-- start of Data records --

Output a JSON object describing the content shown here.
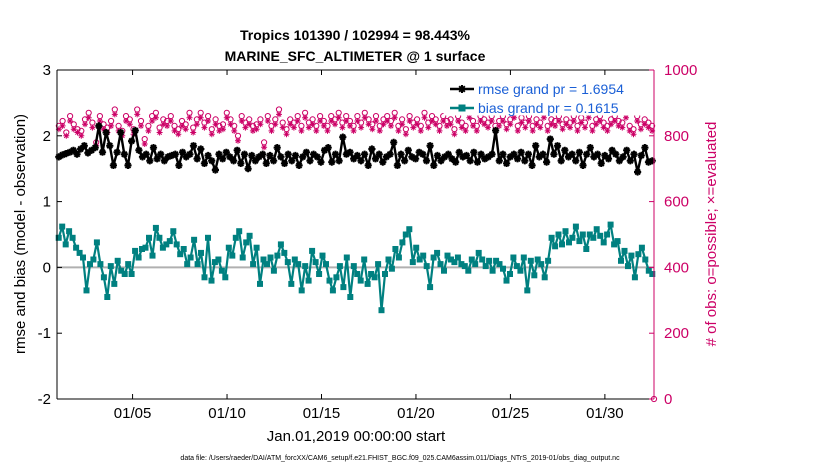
{
  "chart_data": {
    "type": "line",
    "title_line1": "Tropics 101390 / 102994 = 98.443%",
    "title_line2": "MARINE_SFC_ALTIMETER @ 1 surface",
    "xlabel": "Jan.01,2019 00:00:00 start",
    "ylabel_left": "rmse and bias (model - observation)",
    "ylabel_right": "# of obs: o=possible; ×=evaluated",
    "footnote": "data file: /Users/raeder/DAI/ATM_forcXX/CAM6_setup/f.e21.FHIST_BGC.f09_025.CAM6assim.011/Diags_NTrS_2019-01/obs_diag_output.nc",
    "x_ticks": [
      "01/05",
      "01/10",
      "01/15",
      "01/20",
      "01/25",
      "01/30"
    ],
    "x_tick_days": [
      5,
      10,
      15,
      20,
      25,
      30
    ],
    "xlim_days": [
      1,
      32.6
    ],
    "ylim_left": [
      -2,
      3
    ],
    "ylim_right": [
      0,
      1000
    ],
    "y_ticks_left": [
      "-2",
      "-1",
      "0",
      "1",
      "2",
      "3"
    ],
    "y_ticks_right": [
      "0",
      "200",
      "400",
      "600",
      "800",
      "1000"
    ],
    "legend": [
      "rmse grand pr = 1.6954",
      "bias grand pr = 0.1615"
    ],
    "series": [
      {
        "name": "rmse",
        "axis": "left",
        "color": "#000000",
        "marker": "star",
        "values": [
          1.68,
          1.71,
          1.73,
          1.75,
          1.78,
          1.72,
          1.8,
          1.85,
          1.74,
          1.78,
          1.82,
          2.15,
          1.75,
          2.05,
          1.85,
          1.55,
          1.75,
          2.05,
          1.72,
          1.55,
          1.92,
          2.08,
          1.78,
          1.68,
          1.72,
          1.62,
          1.82,
          1.65,
          1.72,
          1.62,
          1.68,
          1.7,
          1.72,
          1.55,
          1.75,
          1.68,
          1.72,
          1.85,
          1.65,
          1.8,
          1.58,
          1.7,
          1.62,
          1.48,
          1.72,
          1.65,
          1.75,
          1.68,
          1.62,
          1.78,
          1.58,
          1.72,
          1.5,
          1.7,
          1.62,
          1.68,
          1.72,
          1.58,
          1.7,
          1.62,
          1.82,
          1.68,
          1.58,
          1.72,
          1.62,
          1.7,
          1.55,
          1.68,
          1.75,
          1.62,
          1.72,
          1.68,
          1.6,
          1.78,
          1.82,
          1.6,
          1.72,
          1.62,
          1.98,
          1.72,
          1.75,
          1.65,
          1.7,
          1.62,
          1.72,
          1.55,
          1.8,
          1.65,
          1.72,
          1.6,
          1.68,
          1.72,
          1.9,
          1.55,
          1.72,
          1.62,
          1.78,
          1.68,
          1.65,
          1.75,
          1.72,
          1.62,
          1.85,
          1.55,
          1.7,
          1.62,
          1.68,
          1.72,
          1.65,
          1.6,
          1.75,
          1.68,
          1.7,
          1.62,
          1.75,
          1.6,
          1.72,
          1.65,
          1.68,
          1.72,
          2.08,
          1.62,
          1.72,
          1.58,
          1.68,
          1.72,
          1.65,
          1.75,
          1.62,
          1.72,
          1.55,
          1.85,
          1.68,
          1.72,
          1.6,
          1.95,
          1.72,
          1.85,
          1.62,
          1.78,
          1.68,
          1.72,
          1.62,
          1.75,
          1.55,
          1.72,
          1.82,
          1.68,
          1.72,
          1.58,
          1.7,
          1.65,
          1.78,
          1.72,
          1.62,
          1.68,
          1.78,
          1.62,
          1.72,
          1.45,
          1.7,
          1.82,
          1.6,
          1.62
        ]
      },
      {
        "name": "bias",
        "axis": "left",
        "color": "#008080",
        "marker": "square",
        "values": [
          0.45,
          0.62,
          0.35,
          0.55,
          0.45,
          0.3,
          0.22,
          0.15,
          -0.35,
          0.05,
          0.12,
          0.38,
          0.05,
          -0.15,
          -0.45,
          0.02,
          -0.25,
          0.1,
          -0.05,
          -0.1,
          0.05,
          -0.1,
          0.25,
          0.15,
          0.28,
          0.3,
          0.45,
          0.18,
          0.6,
          0.45,
          0.3,
          0.35,
          0.4,
          0.55,
          0.35,
          0.2,
          0.28,
          0.05,
          0.15,
          0.42,
          0.05,
          0.22,
          -0.15,
          0.45,
          -0.2,
          0.08,
          0.12,
          -0.05,
          -0.15,
          0.3,
          0.18,
          0.45,
          0.55,
          0.15,
          0.38,
          0.48,
          0.05,
          0.3,
          -0.25,
          0.12,
          0.05,
          0.15,
          -0.05,
          0.18,
          0.35,
          0.22,
          0.08,
          -0.25,
          0.12,
          0.05,
          -0.35,
          0.02,
          -0.2,
          0.25,
          0.08,
          -0.1,
          0.18,
          0.05,
          -0.2,
          -0.35,
          -0.15,
          0.02,
          -0.3,
          0.15,
          -0.45,
          0.02,
          -0.1,
          -0.2,
          0.12,
          -0.25,
          -0.1,
          -0.15,
          0.05,
          -0.65,
          -0.1,
          0.12,
          -0.02,
          0.28,
          0.15,
          0.38,
          0.5,
          0.58,
          0.08,
          0.3,
          0.12,
          0.18,
          0.02,
          -0.3,
          0.15,
          0.22,
          0.05,
          -0.05,
          0.18,
          0.12,
          0.08,
          0.15,
          0.05,
          0.02,
          -0.05,
          0.12,
          0.05,
          0.22,
          0.12,
          0.02,
          0.1,
          -0.05,
          0.1,
          0.05,
          -0.02,
          -0.2,
          -0.1,
          0.15,
          0.02,
          -0.05,
          0.15,
          -0.35,
          0.1,
          -0.12,
          0.12,
          0.05,
          -0.15,
          0.1,
          0.45,
          0.32,
          0.5,
          0.35,
          0.55,
          0.38,
          0.45,
          0.62,
          0.4,
          0.5,
          0.28,
          0.5,
          0.45,
          0.58,
          0.48,
          0.38,
          0.5,
          0.65,
          0.35,
          0.4,
          0.1,
          0.25,
          0.02,
          0.18,
          -0.15,
          0.2,
          0.3,
          0.12,
          -0.05,
          -0.1
        ]
      },
      {
        "name": "obs possible",
        "axis": "right",
        "color": "#cc0066",
        "marker": "circle",
        "values": [
          830,
          845,
          810,
          860,
          835,
          820,
          815,
          850,
          870,
          840,
          780,
          860,
          835,
          825,
          845,
          880,
          830,
          815,
          860,
          850,
          820,
          880,
          845,
          790,
          830,
          860,
          870,
          825,
          850,
          845,
          860,
          830,
          820,
          845,
          835,
          870,
          825,
          850,
          870,
          840,
          860,
          820,
          850,
          830,
          835,
          870,
          850,
          830,
          800,
          860,
          840,
          850,
          830,
          835,
          850,
          780,
          860,
          830,
          850,
          880,
          840,
          820,
          850,
          840,
          860,
          830,
          870,
          840,
          850,
          830,
          860,
          845,
          830,
          860,
          850,
          870,
          840,
          860,
          845,
          830,
          860,
          840,
          870,
          850,
          835,
          860,
          830,
          850,
          860,
          845,
          870,
          830,
          850,
          820,
          860,
          840,
          850,
          830,
          870,
          840,
          860,
          850,
          830,
          860,
          845,
          850,
          820,
          860,
          840,
          830,
          870,
          845,
          830,
          860,
          850,
          840,
          860,
          830,
          845,
          860,
          835,
          850,
          870,
          830,
          855,
          840,
          860,
          830,
          850,
          840,
          870,
          830,
          850,
          845,
          860,
          835,
          850,
          840,
          860,
          830,
          855,
          840,
          870,
          830,
          850,
          860,
          840,
          830,
          850,
          860,
          845,
          840,
          870,
          830,
          820,
          860,
          835,
          850,
          840,
          830
        ]
      },
      {
        "name": "obs evaluated",
        "axis": "right",
        "color": "#cc0066",
        "marker": "star",
        "values": [
          820,
          830,
          800,
          845,
          820,
          810,
          800,
          835,
          855,
          825,
          770,
          845,
          820,
          810,
          830,
          865,
          815,
          800,
          845,
          835,
          805,
          865,
          830,
          775,
          815,
          845,
          855,
          810,
          835,
          830,
          845,
          815,
          805,
          830,
          820,
          855,
          810,
          835,
          855,
          825,
          845,
          805,
          835,
          815,
          820,
          855,
          835,
          815,
          785,
          845,
          825,
          835,
          815,
          820,
          835,
          765,
          845,
          815,
          835,
          865,
          825,
          805,
          835,
          825,
          845,
          815,
          855,
          825,
          835,
          815,
          845,
          830,
          815,
          845,
          835,
          855,
          825,
          845,
          830,
          815,
          845,
          825,
          855,
          835,
          820,
          845,
          815,
          835,
          845,
          830,
          855,
          815,
          835,
          805,
          845,
          825,
          835,
          815,
          855,
          825,
          845,
          835,
          815,
          845,
          830,
          835,
          805,
          845,
          825,
          815,
          855,
          830,
          815,
          845,
          835,
          825,
          845,
          815,
          830,
          845,
          820,
          835,
          855,
          815,
          840,
          825,
          845,
          815,
          835,
          825,
          855,
          815,
          835,
          830,
          845,
          820,
          835,
          825,
          845,
          815,
          840,
          825,
          855,
          815,
          835,
          845,
          825,
          815,
          835,
          845,
          830,
          825,
          855,
          815,
          805,
          845,
          820,
          835,
          825,
          815
        ]
      }
    ]
  }
}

-- end of Data records --

**Set problem:** From the listing above, copy out each line where the word "bias" appears.

**Answer below:**
    "ylabel_left": "rmse and bias (model - observation)",
      "bias grand pr = 0.1615"
        "name": "bias",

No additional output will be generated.